▸ Tugas Anda
[A] Salin dengan tepat bagian teks tentang bulan Muharram, mulai dari "Yudi Prayoga" dan berlanjut sampai "حُرُمٌ (التوبة: 36)".
[B] Menurut teks tentang bulan Muharram, hari Asyura jatuh pada hari keberapa di bulan itu?
[C] Sebutkan semua bilangan yang disebut dalam bagian berbahasa Indonesia pada teks tentang bulan Muharram, masing-masing satu kali saja.

▸ Kutipan Dokumen
=====
Yudi Prayoga
Penulis
Bulan Muharram yang di dalamnya terdapat hari Asyura (hari ke-10) merupakan salah satu bulan yang dimuliakan Allah swt. Itulah kenapa. bulan Muharram tergolong sebagai Asyhurul Hurum (bulan-bulan yang dimuliakan). Sebagaimana Allah swt berfirman dalam Al-Qur’an surat At-Taubah ayat 36:
إِنَّ عِدَّةَ الشُّهُورِ عِنْدَ اللهِ اثْنَا عَشَرَ شَهْرًا فِي كِتَابِ اللهِ يَوْمَ خَلَقَ السَّمَاوَاتِ وَالْأَرْضَ مِنْهَا أَرْبَعَةٌ حُرُمٌ (التوبة: 36)
Artinya: Sesungguhnya bilangan bulan di sisi Allah adalah 12 bulan, dalam ketetapan Allah di waktu Dia menciptakan langit dan bumi, di antaranya empat bulan haram (QS at-Taubah: 36).
=====
▸ Baris Data
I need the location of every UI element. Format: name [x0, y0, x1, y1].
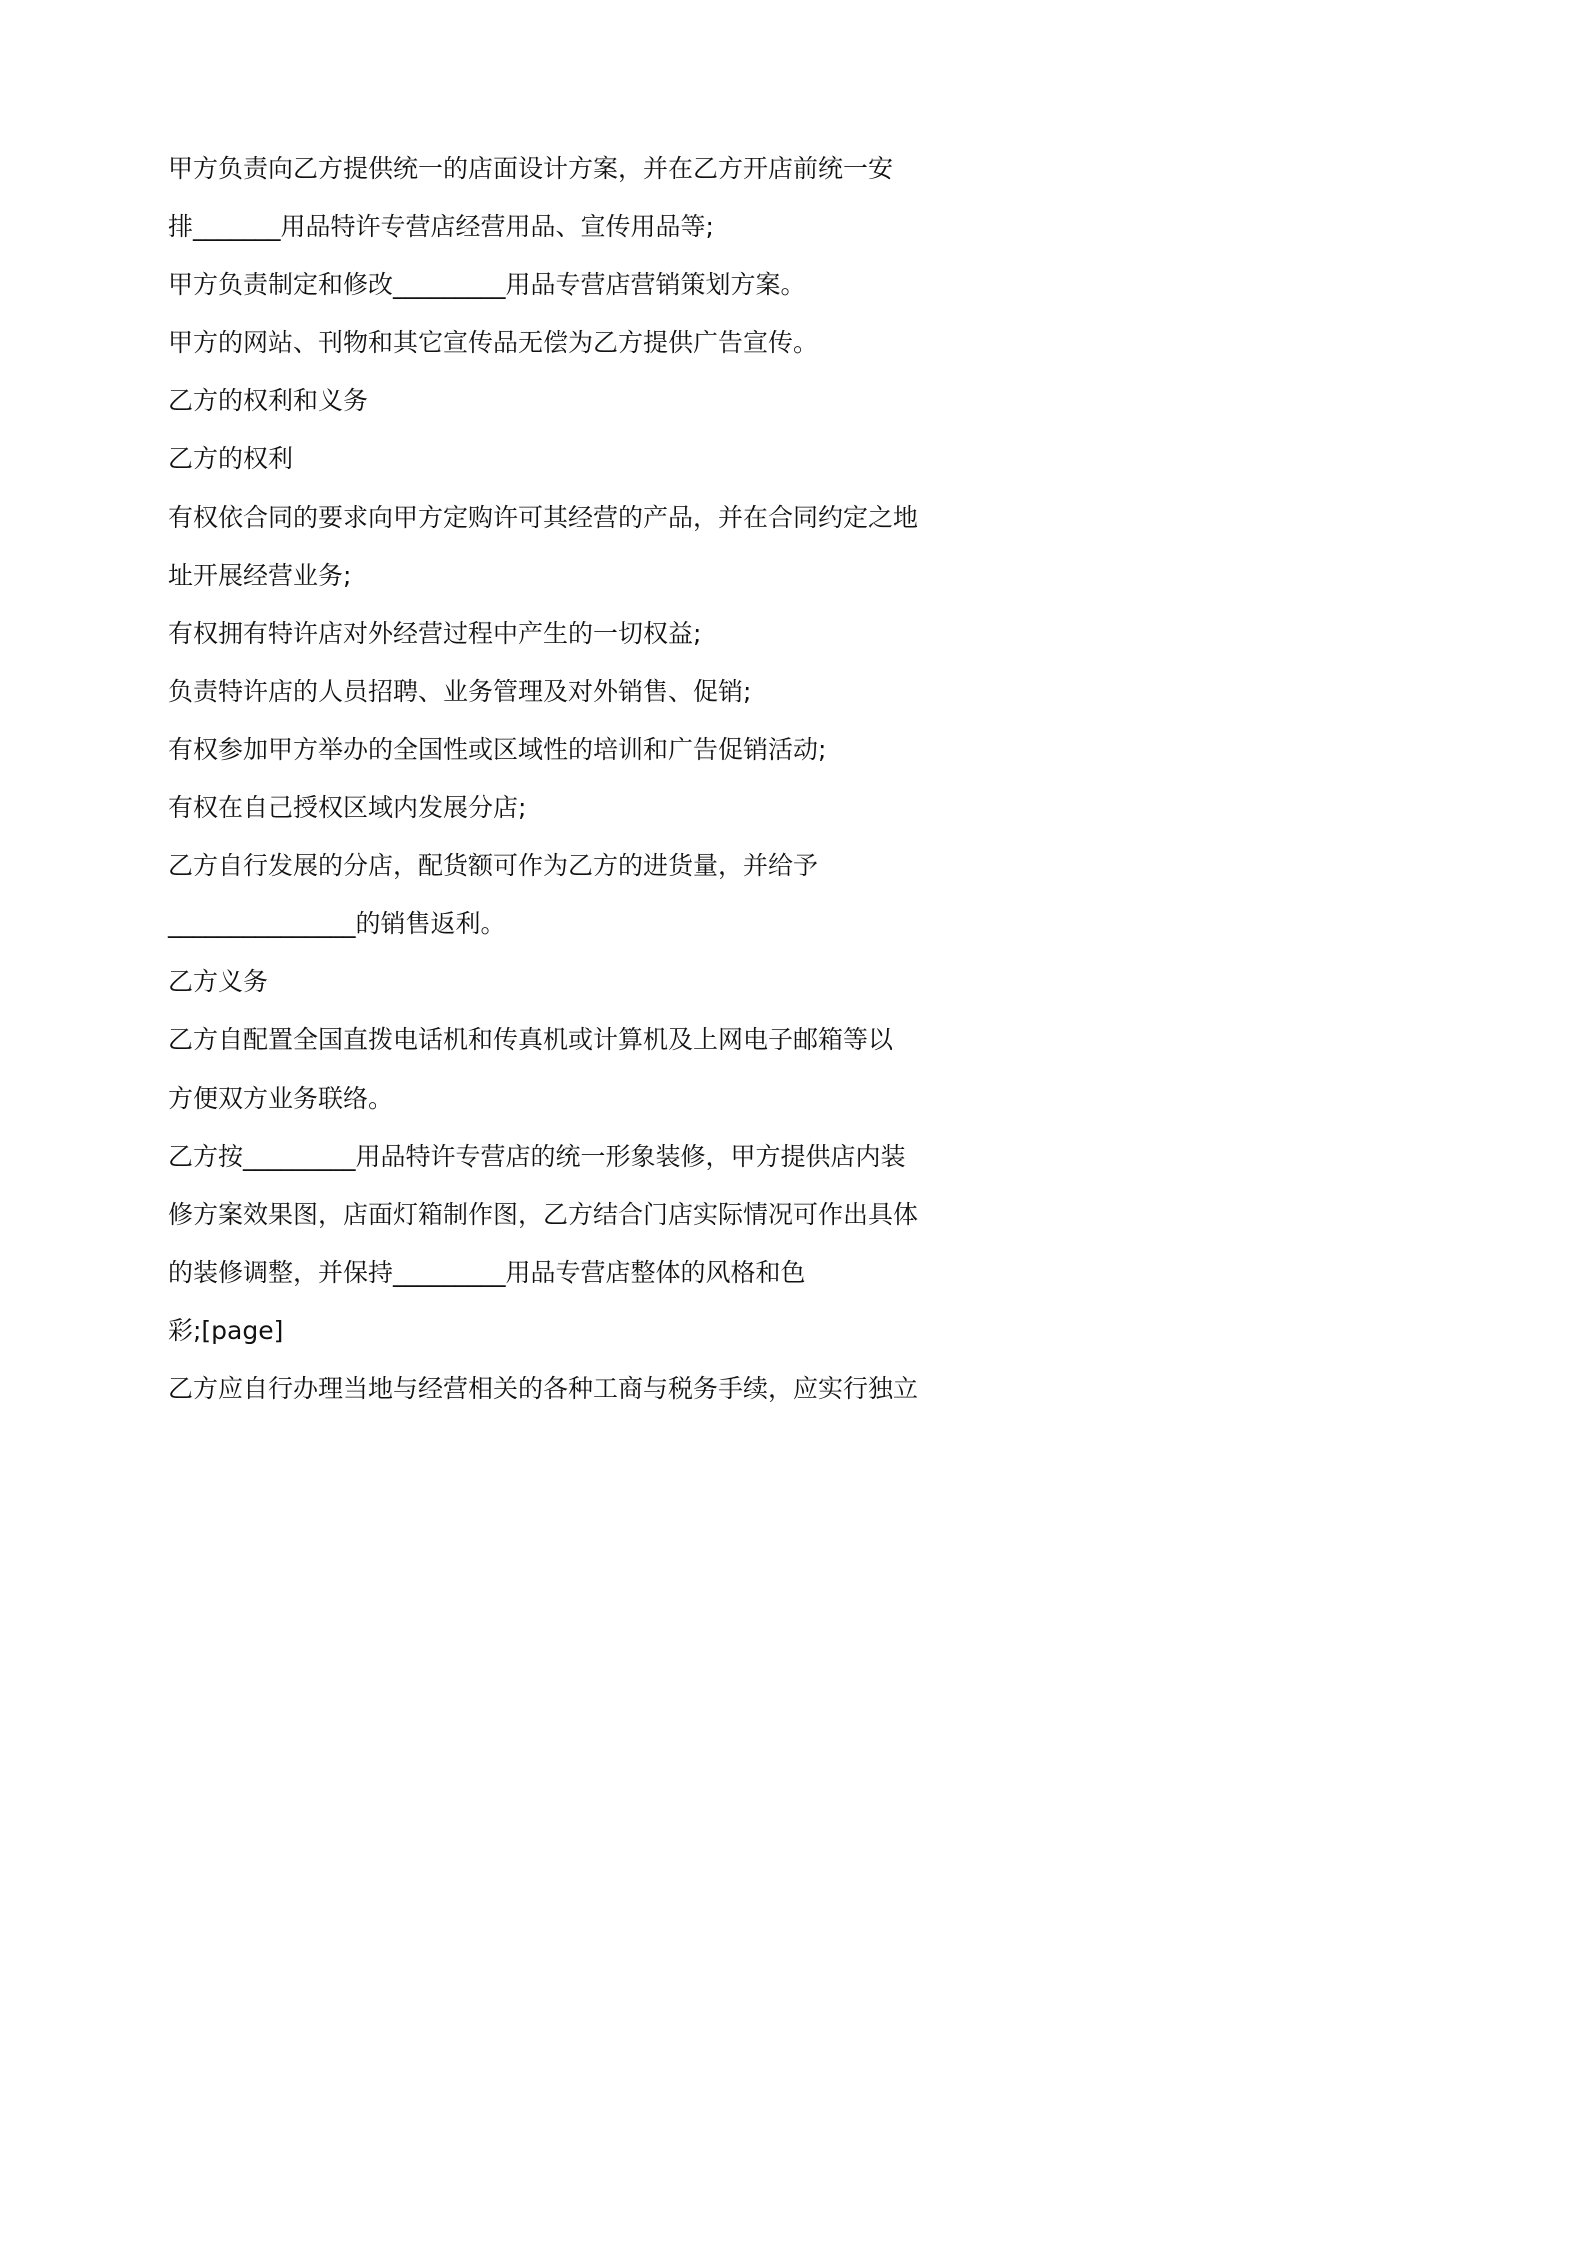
=====
▸ Jawaban Tertulis
[A]
Yudi Prayoga
Penulis
Bulan Muharram yang di dalamnya terdapat hari Asyura (hari ke-10) merupakan salah satu bulan yang dimuliakan Allah swt. Itulah kenapa. bulan Muharram tergolong sebagai Asyhurul Hurum (bulan-bulan yang dimuliakan). Sebagaimana Allah swt berfirman dalam Al-Qur’an surat At-Taubah ayat 36:
إِنَّ عِدَّةَ الشُّهُورِ عِنْدَ اللهِ اثْنَا عَشَرَ شَهْرًا فِي كِتَابِ اللهِ يَوْمَ خَلَقَ السَّمَاوَاتِ وَالْأَرْضَ مِنْهَا أَرْبَعَةٌ حُرُمٌ (التوبة: 36)

[B] Hari ke-10.

[C] 10 (hari ke-10), 36, 12, empat